[ACCIONES A REALIZAR]:
1) Reproduce del comentario sobre el conde de Sillarés el fragmento comprendido entre "Los pronombres numerales" y "de los siglos.", ambos incluidos.
2) Enumera los complementos circunstanciales de tiempo que el comentario sobre el conde de Sillarés cita como ejemplo.

[FRAGMENTO DE ORIGEN]:

┄┄┄┄┄┄

Los pronombres numerales abundan en el texto por la necesidad de constatar la apretada vida del conde, desde Hacia 1930, cuando se inició la aventura colectora, hasta que Murió nuestro hombre en 1969, pasando por la fecha de publicación de la revista Urna (La publicación se mantuvo de 1932 a 1936). Pero no se nos escapa que tal minuciosidad descriptiva que proporciona el uso de los numerales pretende un aumento de la verosimilitud, apoyada en la exactitud de los datos: se llega a identificar el tarro donde se guardó la mano momificada del conde y hasta el horario de apertura del museo: El conde reservó un cofrecillo (distinguido con el número 142, a continuación de P. Baroja) para depósito de su mano una vez momificada y el futuro Museo de Reliquias Conde de Sillarés, que abriría sus puertas diariamente, de diez a dos y de seis a ocho, a lo largo de los siglos.

En cuanto a la sintaxis, como apuntábamos en el plano prosodemático, son abundantes los incisos y acotaciones, que, como anteriores numerales, pretenden explicar todos los detalles pertinentes de la trama: En Viena, centro de enlace de los diferentes particulares dedicados al coleccionismo de reliquias, casó con Anne Gévaèrt, soprano, de la que enviudó al poco tiempo, previa renuncia de ella a figurar, bajo concepto alguno, en la colección de su marido. Igualmente llama la atención cómo el autor ha dispuesto abundantes complementos circunstanciales de tiempo, especialmente con sintagmas preposicionales, muchos de ellos a inicio de párrafo: Hacia 1930, en 1969, A la muerte de mi padre, A la muerte de mi abuelo, Al cabo de los años, tras unos años de cortés decisión,… para hacer avanzar una trama tan condensada en lo temporal que abarca desde 1930, más o menos, hasta la actualidad. Tampoco faltan las subordinadas adverbiales finales que indican las intenciones del abuelo y del nieto, centros del texto, el museo de reliquias y la salida de la soledad del narrador: Había dispuesto que se iniciasen las obras en las caballerizas de su casona para adecuarlas a las exigencias del futuro Museo de Reliquias Conde de Sillarés; Desde hace años espero alguna carta para ir practicando.

┄┄┄┄┄┄

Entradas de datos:
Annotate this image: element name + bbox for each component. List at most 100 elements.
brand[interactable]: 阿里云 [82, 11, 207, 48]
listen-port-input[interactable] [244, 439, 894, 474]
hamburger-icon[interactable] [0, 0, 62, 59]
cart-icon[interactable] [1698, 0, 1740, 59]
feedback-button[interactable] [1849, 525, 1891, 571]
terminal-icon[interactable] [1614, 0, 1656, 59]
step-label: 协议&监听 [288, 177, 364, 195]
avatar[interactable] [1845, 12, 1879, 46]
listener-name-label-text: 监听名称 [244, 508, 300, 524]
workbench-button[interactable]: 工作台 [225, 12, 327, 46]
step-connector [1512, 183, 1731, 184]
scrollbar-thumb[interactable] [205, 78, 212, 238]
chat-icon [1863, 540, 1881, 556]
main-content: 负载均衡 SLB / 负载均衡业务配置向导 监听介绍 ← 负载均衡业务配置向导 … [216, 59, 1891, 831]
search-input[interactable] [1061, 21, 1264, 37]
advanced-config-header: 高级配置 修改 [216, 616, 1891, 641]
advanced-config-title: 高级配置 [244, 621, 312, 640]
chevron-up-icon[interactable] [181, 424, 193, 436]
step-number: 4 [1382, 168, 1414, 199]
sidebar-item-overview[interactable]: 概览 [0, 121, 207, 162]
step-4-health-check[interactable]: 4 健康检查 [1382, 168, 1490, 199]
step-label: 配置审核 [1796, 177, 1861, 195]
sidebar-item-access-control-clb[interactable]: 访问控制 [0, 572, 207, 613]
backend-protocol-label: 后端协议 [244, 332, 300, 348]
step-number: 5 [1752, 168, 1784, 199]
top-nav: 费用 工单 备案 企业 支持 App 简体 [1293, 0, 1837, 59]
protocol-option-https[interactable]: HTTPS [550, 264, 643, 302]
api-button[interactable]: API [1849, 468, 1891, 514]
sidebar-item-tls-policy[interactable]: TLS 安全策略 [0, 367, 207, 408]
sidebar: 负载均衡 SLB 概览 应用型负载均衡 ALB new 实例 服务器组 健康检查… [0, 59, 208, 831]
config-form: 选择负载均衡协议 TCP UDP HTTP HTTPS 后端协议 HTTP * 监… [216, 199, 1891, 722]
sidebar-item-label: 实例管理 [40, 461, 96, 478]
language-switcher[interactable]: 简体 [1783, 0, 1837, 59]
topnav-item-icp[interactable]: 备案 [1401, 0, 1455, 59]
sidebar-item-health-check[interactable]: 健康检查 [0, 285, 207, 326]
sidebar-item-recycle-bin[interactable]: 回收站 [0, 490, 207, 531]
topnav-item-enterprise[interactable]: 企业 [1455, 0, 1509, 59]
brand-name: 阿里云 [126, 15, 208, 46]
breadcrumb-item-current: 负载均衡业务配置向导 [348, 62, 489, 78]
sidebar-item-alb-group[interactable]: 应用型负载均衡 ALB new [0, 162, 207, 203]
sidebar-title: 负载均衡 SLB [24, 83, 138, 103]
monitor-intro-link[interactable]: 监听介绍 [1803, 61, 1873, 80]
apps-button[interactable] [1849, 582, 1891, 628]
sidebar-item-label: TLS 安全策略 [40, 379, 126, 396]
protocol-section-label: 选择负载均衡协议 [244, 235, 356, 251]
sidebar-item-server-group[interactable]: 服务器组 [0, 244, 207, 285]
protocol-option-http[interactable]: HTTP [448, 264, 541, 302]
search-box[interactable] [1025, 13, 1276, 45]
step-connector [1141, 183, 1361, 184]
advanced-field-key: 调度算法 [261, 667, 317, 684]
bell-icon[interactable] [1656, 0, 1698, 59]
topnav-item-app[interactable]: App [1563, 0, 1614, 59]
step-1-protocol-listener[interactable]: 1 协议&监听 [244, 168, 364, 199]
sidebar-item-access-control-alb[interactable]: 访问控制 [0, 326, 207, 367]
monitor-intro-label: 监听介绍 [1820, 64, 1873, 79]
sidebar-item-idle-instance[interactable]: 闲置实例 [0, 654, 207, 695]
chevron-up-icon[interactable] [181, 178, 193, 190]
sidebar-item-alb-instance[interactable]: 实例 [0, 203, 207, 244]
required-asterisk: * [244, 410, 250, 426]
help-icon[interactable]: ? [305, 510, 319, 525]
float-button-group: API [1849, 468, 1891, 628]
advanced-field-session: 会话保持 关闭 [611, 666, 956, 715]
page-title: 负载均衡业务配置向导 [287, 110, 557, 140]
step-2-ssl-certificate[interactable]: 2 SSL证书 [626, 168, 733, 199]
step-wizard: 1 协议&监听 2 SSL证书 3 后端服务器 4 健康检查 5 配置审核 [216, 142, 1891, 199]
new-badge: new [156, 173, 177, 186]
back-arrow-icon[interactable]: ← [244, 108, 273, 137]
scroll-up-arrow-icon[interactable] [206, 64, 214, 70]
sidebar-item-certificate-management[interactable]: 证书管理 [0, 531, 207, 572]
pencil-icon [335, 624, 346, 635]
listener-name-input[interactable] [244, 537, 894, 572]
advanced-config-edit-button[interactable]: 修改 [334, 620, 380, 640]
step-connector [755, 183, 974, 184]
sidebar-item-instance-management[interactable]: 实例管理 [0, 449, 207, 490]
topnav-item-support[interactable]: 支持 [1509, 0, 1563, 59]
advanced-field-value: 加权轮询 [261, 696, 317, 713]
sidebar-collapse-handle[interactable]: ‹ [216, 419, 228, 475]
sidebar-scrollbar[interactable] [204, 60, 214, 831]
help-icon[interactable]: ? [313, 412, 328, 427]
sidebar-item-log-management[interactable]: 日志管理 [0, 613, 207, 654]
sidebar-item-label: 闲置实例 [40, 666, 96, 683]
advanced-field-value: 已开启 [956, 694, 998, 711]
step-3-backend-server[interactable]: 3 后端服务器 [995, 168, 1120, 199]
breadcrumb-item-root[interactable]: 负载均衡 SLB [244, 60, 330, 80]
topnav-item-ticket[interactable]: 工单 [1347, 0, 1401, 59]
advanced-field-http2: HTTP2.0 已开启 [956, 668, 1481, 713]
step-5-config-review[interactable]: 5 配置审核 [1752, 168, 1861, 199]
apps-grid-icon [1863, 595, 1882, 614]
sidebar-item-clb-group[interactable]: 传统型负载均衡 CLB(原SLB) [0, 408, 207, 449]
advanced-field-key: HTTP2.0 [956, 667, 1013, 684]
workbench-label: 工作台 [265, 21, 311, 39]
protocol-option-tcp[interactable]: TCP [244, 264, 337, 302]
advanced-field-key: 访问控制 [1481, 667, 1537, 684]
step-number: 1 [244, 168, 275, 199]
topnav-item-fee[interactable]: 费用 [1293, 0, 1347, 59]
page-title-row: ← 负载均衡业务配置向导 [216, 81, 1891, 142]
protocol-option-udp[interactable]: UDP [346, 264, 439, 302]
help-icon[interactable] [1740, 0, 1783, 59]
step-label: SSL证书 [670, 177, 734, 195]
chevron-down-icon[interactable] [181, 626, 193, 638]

┄┄┄┄┄┄

[SOLUCIONES PROPUESTAS]:
1)
Los pronombres numerales abundan en el texto por la necesidad de constatar la apretada vida del conde, desde Hacia 1930, cuando se inició la aventura colectora, hasta que Murió nuestro hombre en 1969, pasando por la fecha de publicación de la revista Urna (La publicación se mantuvo de 1932 a 1936). Pero no se nos escapa que tal minuciosidad descriptiva que proporciona el uso de los numerales pretende un aumento de la verosimilitud, apoyada en la exactitud de los datos: se llega a identificar el tarro donde se guardó la mano momificada del conde y hasta el horario de apertura del museo: El conde reservó un cofrecillo (distinguido con el número 142, a continuación de P. Baroja) para depósito de su mano una vez momificada y el futuro Museo de Reliquias Conde de Sillarés, que abriría sus puertas diariamente, de diez a dos y de seis a ocho, a lo largo de los siglos.

2)
- Hacia 1930
- en 1969
- A la muerte de mi padre
- A la muerte de mi abuelo
- Al cabo de los años
- tras unos años de cortés decisión